== Aim of the task ==
All lines in the records below that hold "konference" are to be shown.

== Source data ==
● ● ●
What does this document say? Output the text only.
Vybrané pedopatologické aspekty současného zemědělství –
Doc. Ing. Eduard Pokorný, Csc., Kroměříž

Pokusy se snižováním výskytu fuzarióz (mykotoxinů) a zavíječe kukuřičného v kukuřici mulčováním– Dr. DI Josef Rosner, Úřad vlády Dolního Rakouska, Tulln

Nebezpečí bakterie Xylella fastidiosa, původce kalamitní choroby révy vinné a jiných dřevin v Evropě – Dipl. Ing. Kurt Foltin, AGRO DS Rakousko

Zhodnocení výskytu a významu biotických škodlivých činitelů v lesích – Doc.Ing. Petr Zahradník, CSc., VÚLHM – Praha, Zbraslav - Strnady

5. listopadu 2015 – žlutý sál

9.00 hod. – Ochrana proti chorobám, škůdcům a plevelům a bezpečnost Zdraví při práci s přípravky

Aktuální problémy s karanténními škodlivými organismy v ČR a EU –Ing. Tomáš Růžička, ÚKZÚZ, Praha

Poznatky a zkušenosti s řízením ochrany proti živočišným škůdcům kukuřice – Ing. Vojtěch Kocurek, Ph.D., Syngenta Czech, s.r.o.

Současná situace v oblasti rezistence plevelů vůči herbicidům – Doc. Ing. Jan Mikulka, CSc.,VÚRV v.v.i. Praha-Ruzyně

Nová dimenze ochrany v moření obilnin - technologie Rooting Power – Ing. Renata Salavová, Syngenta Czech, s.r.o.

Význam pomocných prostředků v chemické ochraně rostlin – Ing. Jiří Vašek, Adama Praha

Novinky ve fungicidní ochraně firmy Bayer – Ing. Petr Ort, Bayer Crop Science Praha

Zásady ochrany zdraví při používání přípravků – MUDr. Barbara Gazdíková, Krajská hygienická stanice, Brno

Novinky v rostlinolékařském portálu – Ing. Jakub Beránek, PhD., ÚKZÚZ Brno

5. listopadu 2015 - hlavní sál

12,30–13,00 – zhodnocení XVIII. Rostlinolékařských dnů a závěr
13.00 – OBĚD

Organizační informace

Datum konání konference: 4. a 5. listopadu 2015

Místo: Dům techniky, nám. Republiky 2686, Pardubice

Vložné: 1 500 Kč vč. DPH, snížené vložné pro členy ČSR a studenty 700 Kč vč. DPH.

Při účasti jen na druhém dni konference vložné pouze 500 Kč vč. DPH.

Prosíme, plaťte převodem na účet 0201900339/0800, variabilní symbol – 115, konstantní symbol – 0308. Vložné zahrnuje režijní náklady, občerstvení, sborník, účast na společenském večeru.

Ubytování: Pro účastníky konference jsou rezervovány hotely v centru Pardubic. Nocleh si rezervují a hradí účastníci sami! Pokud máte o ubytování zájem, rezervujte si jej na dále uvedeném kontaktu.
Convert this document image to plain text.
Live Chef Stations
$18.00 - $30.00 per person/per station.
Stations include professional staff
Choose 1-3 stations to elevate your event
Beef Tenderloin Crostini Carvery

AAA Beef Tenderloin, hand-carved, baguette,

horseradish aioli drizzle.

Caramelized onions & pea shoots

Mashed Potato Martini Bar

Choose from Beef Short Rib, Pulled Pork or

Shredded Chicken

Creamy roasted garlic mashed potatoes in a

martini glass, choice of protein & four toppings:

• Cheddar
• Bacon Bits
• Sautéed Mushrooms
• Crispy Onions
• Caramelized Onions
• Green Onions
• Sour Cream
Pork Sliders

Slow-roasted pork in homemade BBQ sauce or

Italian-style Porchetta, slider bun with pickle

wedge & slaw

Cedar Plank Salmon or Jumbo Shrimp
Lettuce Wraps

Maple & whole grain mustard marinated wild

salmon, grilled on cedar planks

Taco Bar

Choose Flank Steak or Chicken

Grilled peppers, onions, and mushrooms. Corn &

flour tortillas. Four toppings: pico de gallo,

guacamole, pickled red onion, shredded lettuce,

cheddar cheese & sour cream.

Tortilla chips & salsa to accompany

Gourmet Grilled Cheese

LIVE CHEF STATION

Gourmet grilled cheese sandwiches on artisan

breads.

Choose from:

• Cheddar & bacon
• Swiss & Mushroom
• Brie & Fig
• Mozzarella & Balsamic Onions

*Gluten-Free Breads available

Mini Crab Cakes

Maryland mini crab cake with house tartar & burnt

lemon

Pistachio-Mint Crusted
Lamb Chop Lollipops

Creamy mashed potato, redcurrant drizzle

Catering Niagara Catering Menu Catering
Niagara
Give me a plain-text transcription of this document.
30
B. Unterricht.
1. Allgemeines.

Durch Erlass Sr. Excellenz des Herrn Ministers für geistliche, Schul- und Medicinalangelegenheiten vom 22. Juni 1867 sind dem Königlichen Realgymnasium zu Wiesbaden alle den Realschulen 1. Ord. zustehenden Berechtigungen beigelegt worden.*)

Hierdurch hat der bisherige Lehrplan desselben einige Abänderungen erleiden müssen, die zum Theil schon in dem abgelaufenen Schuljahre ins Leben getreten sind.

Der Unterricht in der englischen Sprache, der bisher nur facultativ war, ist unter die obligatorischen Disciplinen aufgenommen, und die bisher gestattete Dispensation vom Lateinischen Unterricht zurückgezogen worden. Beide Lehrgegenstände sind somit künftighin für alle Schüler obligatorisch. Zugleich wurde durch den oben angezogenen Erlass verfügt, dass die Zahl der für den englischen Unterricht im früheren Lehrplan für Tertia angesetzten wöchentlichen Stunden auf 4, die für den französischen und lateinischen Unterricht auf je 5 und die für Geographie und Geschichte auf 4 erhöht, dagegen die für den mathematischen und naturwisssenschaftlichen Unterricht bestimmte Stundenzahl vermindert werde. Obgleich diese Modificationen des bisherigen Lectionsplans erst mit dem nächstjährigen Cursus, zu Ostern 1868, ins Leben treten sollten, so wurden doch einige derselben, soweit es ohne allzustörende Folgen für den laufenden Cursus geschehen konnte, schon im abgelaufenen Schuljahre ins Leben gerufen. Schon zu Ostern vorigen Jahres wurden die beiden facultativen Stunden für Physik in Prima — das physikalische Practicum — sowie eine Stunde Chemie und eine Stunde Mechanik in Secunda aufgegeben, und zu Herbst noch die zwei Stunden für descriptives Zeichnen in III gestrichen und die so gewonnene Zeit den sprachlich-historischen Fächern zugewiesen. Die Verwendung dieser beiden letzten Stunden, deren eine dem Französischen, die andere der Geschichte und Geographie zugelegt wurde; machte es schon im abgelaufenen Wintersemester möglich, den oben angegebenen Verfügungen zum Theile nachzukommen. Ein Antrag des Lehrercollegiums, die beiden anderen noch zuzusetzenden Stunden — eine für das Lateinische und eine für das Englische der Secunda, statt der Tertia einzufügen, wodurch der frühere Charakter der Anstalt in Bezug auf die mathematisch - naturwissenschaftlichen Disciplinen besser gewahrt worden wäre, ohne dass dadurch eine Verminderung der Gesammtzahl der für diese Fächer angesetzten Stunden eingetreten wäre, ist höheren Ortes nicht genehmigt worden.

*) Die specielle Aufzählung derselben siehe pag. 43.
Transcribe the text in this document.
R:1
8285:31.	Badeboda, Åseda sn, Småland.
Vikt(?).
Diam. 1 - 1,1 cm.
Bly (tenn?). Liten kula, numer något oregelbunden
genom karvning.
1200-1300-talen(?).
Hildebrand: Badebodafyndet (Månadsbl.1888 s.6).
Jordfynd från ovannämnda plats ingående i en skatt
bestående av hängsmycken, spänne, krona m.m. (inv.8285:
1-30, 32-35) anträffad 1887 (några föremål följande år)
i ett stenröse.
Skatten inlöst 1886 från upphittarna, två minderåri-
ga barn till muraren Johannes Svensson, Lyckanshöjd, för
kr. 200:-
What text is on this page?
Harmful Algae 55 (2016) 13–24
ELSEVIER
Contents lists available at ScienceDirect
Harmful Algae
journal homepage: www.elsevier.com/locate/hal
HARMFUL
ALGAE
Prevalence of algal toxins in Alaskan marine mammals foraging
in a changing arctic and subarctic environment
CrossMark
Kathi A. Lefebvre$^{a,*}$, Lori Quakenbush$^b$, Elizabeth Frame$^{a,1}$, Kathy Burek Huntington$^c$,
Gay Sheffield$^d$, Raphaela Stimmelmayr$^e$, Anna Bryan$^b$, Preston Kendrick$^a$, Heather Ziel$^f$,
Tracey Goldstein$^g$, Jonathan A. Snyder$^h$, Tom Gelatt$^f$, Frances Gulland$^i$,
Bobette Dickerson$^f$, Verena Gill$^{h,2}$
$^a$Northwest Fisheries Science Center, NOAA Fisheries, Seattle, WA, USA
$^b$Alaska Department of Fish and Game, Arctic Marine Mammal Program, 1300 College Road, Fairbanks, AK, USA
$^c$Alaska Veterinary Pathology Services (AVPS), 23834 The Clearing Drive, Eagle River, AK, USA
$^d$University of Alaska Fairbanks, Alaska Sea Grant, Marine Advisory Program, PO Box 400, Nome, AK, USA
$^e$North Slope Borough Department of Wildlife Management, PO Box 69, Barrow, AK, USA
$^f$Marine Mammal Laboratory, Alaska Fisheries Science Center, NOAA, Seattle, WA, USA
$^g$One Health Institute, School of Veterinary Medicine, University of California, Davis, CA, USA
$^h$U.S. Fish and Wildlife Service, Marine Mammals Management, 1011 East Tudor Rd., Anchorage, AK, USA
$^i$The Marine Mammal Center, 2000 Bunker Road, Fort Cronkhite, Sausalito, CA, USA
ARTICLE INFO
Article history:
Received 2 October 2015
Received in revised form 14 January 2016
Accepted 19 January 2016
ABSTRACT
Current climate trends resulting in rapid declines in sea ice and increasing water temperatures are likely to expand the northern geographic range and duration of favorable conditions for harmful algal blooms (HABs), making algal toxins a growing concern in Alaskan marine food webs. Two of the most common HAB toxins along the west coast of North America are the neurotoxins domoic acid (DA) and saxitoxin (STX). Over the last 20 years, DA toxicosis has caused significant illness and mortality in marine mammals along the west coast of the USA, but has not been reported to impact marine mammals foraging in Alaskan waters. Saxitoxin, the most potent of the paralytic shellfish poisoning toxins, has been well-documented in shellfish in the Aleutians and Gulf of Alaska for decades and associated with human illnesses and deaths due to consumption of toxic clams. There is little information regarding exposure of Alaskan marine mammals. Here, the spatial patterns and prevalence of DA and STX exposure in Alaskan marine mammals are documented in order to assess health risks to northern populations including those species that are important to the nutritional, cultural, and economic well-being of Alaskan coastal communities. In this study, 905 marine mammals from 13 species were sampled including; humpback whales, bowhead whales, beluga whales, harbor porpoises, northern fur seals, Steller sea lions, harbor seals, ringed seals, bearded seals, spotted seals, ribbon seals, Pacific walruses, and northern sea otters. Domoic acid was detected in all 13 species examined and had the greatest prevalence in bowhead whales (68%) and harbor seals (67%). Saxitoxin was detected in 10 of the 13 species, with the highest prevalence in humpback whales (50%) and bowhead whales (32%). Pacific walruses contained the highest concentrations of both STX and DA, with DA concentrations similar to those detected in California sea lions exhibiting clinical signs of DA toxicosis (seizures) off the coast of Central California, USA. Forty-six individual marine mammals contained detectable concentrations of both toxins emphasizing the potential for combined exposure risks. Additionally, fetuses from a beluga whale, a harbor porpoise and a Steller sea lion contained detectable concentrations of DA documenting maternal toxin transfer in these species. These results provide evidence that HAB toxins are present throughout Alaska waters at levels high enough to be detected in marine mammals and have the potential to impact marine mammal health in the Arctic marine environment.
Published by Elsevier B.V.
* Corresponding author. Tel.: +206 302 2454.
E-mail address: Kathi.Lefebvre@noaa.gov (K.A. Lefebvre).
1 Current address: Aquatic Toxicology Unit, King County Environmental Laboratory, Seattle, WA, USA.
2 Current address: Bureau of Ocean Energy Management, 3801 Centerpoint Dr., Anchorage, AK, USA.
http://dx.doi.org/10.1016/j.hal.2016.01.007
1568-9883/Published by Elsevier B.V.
● ● ●
== Task response ==
Datum konání konference: 4. a 5. listopadu 2015
Při účasti jen na druhém dni konference vložné pouze 500 Kč vč. DPH.
Ubytování: Pro účastníky konference jsou rezervovány hotely v centru Pardubic. Nocleh si rezervují a hradí účastníci sami! Pokud máte o ubytování zájem, rezervujte si jej na dále uvedeném kontaktu.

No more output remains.